** What needs to be done **
From the listing below, return each line that includes "into".
··· Records ···
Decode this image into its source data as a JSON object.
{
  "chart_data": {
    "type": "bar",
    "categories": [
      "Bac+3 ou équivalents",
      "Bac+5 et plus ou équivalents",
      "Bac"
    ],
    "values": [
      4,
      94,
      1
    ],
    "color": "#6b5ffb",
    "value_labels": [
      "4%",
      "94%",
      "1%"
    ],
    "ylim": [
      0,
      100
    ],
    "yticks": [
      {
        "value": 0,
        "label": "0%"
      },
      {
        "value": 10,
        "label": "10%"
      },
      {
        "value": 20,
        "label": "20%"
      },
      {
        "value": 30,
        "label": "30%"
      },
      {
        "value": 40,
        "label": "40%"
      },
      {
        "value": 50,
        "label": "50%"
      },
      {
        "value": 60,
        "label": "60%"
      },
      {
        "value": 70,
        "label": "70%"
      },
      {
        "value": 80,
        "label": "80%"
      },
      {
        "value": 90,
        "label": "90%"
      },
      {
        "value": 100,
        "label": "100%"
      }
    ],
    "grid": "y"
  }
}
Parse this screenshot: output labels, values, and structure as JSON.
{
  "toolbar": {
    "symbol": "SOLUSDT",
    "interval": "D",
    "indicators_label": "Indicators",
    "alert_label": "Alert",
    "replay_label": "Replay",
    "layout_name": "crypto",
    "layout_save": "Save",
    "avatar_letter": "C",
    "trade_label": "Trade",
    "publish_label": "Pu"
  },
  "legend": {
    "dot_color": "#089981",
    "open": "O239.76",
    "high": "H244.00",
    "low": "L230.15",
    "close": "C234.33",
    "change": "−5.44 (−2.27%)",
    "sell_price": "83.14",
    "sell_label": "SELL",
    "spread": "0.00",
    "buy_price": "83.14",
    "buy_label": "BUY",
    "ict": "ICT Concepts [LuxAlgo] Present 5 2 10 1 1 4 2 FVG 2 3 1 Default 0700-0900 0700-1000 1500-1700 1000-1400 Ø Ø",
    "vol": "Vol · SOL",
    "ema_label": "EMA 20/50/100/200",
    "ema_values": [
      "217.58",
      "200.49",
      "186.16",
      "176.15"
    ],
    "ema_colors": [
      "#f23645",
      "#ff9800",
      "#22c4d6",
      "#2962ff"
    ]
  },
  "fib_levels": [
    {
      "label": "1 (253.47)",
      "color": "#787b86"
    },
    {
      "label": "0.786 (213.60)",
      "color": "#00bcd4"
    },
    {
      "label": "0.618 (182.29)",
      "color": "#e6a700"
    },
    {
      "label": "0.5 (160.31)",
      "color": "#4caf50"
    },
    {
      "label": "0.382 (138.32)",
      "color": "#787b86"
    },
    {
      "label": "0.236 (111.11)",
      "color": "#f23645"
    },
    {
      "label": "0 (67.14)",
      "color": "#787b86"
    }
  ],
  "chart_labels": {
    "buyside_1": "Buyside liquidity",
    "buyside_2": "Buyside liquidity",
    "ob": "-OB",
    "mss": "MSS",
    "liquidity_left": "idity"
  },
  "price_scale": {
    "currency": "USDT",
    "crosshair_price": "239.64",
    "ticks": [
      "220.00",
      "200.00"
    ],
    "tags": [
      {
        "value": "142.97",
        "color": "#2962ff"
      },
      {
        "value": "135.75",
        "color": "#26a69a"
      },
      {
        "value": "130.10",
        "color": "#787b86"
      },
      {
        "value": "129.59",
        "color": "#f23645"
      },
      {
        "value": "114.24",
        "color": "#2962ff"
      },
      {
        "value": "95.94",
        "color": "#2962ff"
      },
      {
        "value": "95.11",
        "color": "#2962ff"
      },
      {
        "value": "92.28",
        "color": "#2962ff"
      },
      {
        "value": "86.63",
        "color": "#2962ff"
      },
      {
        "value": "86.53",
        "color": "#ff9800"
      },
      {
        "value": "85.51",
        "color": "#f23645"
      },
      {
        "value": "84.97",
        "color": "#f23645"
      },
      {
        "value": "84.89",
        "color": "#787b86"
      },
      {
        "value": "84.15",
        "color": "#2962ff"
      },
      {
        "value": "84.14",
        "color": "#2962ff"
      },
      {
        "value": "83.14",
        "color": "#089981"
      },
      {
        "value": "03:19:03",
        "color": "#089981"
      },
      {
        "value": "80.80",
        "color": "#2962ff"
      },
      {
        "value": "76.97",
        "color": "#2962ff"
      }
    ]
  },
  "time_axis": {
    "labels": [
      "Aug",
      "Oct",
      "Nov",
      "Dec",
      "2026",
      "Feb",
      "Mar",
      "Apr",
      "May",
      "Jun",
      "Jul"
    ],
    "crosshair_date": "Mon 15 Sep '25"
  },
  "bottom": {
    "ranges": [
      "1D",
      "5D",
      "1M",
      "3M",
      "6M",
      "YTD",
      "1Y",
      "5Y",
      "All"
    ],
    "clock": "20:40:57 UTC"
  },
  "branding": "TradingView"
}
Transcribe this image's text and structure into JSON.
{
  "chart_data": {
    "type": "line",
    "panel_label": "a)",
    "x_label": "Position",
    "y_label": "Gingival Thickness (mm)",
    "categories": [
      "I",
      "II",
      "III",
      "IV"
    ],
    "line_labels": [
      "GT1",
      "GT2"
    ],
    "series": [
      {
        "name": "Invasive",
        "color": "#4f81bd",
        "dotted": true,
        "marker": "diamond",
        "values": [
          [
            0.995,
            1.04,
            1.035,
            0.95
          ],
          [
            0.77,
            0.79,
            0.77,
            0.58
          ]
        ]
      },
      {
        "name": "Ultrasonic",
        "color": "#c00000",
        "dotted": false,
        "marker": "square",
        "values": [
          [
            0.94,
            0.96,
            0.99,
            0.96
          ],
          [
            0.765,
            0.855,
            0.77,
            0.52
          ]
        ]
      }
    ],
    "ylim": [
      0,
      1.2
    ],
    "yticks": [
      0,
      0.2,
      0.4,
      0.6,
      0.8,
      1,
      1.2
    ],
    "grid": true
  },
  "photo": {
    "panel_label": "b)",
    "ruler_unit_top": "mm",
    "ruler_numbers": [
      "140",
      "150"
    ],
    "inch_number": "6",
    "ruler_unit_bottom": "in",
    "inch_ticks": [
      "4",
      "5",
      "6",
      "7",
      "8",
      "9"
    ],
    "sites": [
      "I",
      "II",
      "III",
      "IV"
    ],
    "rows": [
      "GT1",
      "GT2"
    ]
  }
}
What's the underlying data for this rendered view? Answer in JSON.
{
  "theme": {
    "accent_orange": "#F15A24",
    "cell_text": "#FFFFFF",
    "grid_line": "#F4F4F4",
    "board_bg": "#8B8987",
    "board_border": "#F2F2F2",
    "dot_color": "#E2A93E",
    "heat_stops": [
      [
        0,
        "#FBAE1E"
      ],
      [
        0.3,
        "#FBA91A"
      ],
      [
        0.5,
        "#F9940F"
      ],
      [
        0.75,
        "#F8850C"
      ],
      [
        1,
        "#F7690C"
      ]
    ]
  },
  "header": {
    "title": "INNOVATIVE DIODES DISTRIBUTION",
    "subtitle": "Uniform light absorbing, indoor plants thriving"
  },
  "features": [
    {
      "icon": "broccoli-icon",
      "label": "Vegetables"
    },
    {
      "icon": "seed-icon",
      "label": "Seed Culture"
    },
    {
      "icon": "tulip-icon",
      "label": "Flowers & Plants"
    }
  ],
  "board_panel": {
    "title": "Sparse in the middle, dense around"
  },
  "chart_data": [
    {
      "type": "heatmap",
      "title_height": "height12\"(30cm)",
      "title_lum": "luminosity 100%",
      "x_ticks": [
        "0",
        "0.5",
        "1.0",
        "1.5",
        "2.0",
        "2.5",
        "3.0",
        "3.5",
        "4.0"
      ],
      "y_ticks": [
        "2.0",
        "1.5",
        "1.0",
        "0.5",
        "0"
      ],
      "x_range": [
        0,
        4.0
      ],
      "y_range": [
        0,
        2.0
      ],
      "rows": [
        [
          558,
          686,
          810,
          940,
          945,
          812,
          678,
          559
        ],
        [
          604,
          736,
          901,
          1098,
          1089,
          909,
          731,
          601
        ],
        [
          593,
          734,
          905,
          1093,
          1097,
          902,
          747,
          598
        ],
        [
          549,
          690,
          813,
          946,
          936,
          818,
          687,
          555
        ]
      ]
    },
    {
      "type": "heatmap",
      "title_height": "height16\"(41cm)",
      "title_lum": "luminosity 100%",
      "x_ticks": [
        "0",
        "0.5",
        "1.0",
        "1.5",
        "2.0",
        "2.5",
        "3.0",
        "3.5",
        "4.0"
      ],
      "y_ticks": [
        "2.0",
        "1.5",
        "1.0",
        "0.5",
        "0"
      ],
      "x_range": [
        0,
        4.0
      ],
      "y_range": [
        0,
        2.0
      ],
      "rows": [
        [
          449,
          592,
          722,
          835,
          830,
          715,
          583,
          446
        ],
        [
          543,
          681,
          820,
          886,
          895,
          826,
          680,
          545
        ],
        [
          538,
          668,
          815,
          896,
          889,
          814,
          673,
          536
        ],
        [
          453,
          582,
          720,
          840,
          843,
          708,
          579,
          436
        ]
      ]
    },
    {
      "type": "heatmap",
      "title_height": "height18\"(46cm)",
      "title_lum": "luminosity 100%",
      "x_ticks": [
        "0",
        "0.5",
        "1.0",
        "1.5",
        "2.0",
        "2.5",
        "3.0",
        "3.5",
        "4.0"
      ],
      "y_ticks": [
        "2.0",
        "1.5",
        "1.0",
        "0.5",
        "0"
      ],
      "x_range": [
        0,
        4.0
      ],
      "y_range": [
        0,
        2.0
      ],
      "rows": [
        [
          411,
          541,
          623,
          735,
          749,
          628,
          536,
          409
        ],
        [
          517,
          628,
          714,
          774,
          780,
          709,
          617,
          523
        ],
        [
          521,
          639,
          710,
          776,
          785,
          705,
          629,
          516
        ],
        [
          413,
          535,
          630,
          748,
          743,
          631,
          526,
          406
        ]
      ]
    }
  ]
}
···
** Solution for this exercise **
Decode this image into its source data as a JSON object.
Transcribe this image's text and structure into JSON.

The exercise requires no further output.